**Goal**:
Write out the whole listing, matching it exactly.

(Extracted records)
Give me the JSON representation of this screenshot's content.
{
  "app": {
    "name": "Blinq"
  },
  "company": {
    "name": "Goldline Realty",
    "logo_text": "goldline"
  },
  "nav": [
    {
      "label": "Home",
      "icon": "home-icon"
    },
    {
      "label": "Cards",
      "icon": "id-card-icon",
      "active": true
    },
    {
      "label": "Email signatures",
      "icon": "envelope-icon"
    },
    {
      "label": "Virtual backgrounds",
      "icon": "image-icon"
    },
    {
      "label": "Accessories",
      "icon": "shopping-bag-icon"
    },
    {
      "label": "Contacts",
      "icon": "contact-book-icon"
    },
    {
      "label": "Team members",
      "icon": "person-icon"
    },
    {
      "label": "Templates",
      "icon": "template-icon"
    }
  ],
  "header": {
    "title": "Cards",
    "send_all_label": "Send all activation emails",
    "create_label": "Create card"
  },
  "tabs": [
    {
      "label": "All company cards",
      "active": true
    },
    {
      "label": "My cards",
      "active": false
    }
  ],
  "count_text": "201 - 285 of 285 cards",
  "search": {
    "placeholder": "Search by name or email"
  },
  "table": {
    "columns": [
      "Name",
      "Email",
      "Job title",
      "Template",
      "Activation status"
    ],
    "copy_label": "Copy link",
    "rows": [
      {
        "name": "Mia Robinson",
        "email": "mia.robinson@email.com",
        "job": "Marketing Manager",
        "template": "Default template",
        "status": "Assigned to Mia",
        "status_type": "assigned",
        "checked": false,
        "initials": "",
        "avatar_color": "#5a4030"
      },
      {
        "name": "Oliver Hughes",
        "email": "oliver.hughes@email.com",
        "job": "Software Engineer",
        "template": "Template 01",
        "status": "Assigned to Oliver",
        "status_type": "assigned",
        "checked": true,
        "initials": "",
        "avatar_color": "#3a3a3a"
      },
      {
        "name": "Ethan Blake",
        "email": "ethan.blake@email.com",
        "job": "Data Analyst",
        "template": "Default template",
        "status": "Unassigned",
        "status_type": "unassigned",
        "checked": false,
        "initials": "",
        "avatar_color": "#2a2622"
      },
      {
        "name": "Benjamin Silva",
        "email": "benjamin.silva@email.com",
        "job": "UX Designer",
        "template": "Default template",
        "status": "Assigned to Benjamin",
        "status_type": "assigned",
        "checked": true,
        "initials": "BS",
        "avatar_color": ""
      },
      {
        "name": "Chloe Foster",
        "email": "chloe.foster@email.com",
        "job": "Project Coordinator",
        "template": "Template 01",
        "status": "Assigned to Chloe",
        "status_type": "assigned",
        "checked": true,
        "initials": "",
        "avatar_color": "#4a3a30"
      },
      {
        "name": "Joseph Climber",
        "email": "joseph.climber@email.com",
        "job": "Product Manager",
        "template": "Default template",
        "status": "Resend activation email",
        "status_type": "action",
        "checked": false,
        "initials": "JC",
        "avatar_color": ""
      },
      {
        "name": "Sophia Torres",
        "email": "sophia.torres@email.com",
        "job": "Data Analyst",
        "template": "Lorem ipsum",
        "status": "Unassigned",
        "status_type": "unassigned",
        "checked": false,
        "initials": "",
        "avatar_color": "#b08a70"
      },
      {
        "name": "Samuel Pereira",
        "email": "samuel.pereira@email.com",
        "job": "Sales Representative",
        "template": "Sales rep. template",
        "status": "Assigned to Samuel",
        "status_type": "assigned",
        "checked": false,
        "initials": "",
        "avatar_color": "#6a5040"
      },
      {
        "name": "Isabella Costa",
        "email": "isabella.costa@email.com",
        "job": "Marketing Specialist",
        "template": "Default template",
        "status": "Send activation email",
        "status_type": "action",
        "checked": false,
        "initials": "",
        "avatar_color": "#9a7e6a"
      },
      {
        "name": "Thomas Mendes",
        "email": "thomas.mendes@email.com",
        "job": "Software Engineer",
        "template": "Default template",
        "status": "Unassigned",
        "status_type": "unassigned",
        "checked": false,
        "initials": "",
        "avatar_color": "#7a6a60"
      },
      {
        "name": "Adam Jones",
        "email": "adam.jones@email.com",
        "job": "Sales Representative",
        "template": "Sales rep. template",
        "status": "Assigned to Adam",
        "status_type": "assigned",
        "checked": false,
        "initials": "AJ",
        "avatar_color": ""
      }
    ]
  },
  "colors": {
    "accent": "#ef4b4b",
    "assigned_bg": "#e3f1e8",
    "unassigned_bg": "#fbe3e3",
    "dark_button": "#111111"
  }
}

**Response**:
Give me the JSON representation of this screenshot's content.
{
  "app": {
    "name": "Blinq"
  },
  "company": {
    "name": "Goldline Realty",
    "logo_text": "goldline"
  },
  "nav": [
    {
      "label": "Home",
      "icon": "home-icon"
    },
    {
      "label": "Cards",
      "icon": "id-card-icon",
      "active": true
    },
    {
      "label": "Email signatures",
      "icon": "envelope-icon"
    },
    {
      "label": "Virtual backgrounds",
      "icon": "image-icon"
    },
    {
      "label": "Accessories",
      "icon": "shopping-bag-icon"
    },
    {
      "label": "Contacts",
      "icon": "contact-book-icon"
    },
    {
      "label": "Team members",
      "icon": "person-icon"
    },
    {
      "label": "Templates",
      "icon": "template-icon"
    }
  ],
  "header": {
    "title": "Cards",
    "send_all_label": "Send all activation emails",
    "create_label": "Create card"
  },
  "tabs": [
    {
      "label": "All company cards",
      "active": true
    },
    {
      "label": "My cards",
      "active": false
    }
  ],
  "count_text": "201 - 285 of 285 cards",
  "search": {
    "placeholder": "Search by name or email"
  },
  "table": {
    "columns": [
      "Name",
      "Email",
      "Job title",
      "Template",
      "Activation status"
    ],
    "copy_label": "Copy link",
    "rows": [
      {
        "name": "Mia Robinson",
        "email": "mia.robinson@email.com",
        "job": "Marketing Manager",
        "template": "Default template",
        "status": "Assigned to Mia",
        "status_type": "assigned",
        "checked": false,
        "initials": "",
        "avatar_color": "#5a4030"
      },
      {
        "name": "Oliver Hughes",
        "email": "oliver.hughes@email.com",
        "job": "Software Engineer",
        "template": "Template 01",
        "status": "Assigned to Oliver",
        "status_type": "assigned",
        "checked": true,
        "initials": "",
        "avatar_color": "#3a3a3a"
      },
      {
        "name": "Ethan Blake",
        "email": "ethan.blake@email.com",
        "job": "Data Analyst",
        "template": "Default template",
        "status": "Unassigned",
        "status_type": "unassigned",
        "checked": false,
        "initials": "",
        "avatar_color": "#2a2622"
      },
      {
        "name": "Benjamin Silva",
        "email": "benjamin.silva@email.com",
        "job": "UX Designer",
        "template": "Default template",
        "status": "Assigned to Benjamin",
        "status_type": "assigned",
        "checked": true,
        "initials": "BS",
        "avatar_color": ""
      },
      {
        "name": "Chloe Foster",
        "email": "chloe.foster@email.com",
        "job": "Project Coordinator",
        "template": "Template 01",
        "status": "Assigned to Chloe",
        "status_type": "assigned",
        "checked": true,
        "initials": "",
        "avatar_color": "#4a3a30"
      },
      {
        "name": "Joseph Climber",
        "email": "joseph.climber@email.com",
        "job": "Product Manager",
        "template": "Default template",
        "status": "Resend activation email",
        "status_type": "action",
        "checked": false,
        "initials": "JC",
        "avatar_color": ""
      },
      {
        "name": "Sophia Torres",
        "email": "sophia.torres@email.com",
        "job": "Data Analyst",
        "template": "Lorem ipsum",
        "status": "Unassigned",
        "status_type": "unassigned",
        "checked": false,
        "initials": "",
        "avatar_color": "#b08a70"
      },
      {
        "name": "Samuel Pereira",
        "email": "samuel.pereira@email.com",
        "job": "Sales Representative",
        "template": "Sales rep. template",
        "status": "Assigned to Samuel",
        "status_type": "assigned",
        "checked": false,
        "initials": "",
        "avatar_color": "#6a5040"
      },
      {
        "name": "Isabella Costa",
        "email": "isabella.costa@email.com",
        "job": "Marketing Specialist",
        "template": "Default template",
        "status": "Send activation email",
        "status_type": "action",
        "checked": false,
        "initials": "",
        "avatar_color": "#9a7e6a"
      },
      {
        "name": "Thomas Mendes",
        "email": "thomas.mendes@email.com",
        "job": "Software Engineer",
        "template": "Default template",
        "status": "Unassigned",
        "status_type": "unassigned",
        "checked": false,
        "initials": "",
        "avatar_color": "#7a6a60"
      },
      {
        "name": "Adam Jones",
        "email": "adam.jones@email.com",
        "job": "Sales Representative",
        "template": "Sales rep. template",
        "status": "Assigned to Adam",
        "status_type": "assigned",
        "checked": false,
        "initials": "AJ",
        "avatar_color": ""
      }
    ]
  },
  "colors": {
    "accent": "#ef4b4b",
    "assigned_bg": "#e3f1e8",
    "unassigned_bg": "#fbe3e3",
    "dark_button": "#111111"
  }
}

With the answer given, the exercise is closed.